- STATED EXERCISE
Extract, from the listing that follows, each line containing the word "Amount".

- RAW DATA
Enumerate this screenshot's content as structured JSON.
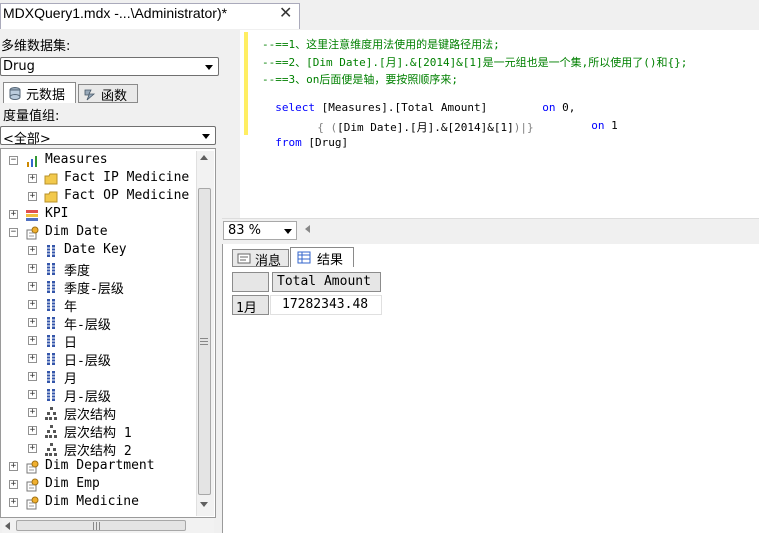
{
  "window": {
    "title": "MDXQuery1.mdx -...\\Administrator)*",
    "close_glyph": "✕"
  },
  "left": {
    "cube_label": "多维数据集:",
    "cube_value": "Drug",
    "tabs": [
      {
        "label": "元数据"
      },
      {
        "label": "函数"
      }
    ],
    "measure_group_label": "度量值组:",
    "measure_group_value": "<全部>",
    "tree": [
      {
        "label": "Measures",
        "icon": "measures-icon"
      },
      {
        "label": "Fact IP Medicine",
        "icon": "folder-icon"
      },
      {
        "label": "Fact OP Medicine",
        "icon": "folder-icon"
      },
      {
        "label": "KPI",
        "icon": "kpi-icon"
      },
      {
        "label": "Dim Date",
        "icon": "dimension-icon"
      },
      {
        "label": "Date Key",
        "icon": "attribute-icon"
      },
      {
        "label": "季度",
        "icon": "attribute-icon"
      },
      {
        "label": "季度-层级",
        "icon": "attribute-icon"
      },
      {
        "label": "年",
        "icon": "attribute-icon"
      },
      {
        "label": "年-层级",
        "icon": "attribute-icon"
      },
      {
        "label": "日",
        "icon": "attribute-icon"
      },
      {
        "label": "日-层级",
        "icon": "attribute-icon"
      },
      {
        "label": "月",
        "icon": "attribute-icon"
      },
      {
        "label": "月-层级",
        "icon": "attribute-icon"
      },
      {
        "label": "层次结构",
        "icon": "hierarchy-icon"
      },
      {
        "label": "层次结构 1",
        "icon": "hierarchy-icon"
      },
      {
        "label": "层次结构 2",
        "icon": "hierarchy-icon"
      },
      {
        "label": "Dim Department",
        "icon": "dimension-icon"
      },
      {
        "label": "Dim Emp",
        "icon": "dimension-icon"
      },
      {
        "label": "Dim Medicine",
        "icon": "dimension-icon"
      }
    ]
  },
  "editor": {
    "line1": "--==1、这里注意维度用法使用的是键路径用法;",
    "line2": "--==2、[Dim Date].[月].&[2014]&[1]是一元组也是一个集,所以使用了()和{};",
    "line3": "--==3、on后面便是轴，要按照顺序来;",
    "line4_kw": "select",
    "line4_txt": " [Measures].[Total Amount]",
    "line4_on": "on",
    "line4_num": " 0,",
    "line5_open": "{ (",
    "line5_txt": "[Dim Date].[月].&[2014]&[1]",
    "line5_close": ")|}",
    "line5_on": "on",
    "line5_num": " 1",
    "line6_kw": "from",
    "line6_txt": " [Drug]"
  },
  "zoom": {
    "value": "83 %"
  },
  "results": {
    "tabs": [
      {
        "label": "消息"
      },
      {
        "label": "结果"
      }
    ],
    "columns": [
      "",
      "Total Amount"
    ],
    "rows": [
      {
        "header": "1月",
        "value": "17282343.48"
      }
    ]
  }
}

- WRITTEN SOLUTION
    "line4_txt": " [Measures].[Total Amount]",
      "Total Amount"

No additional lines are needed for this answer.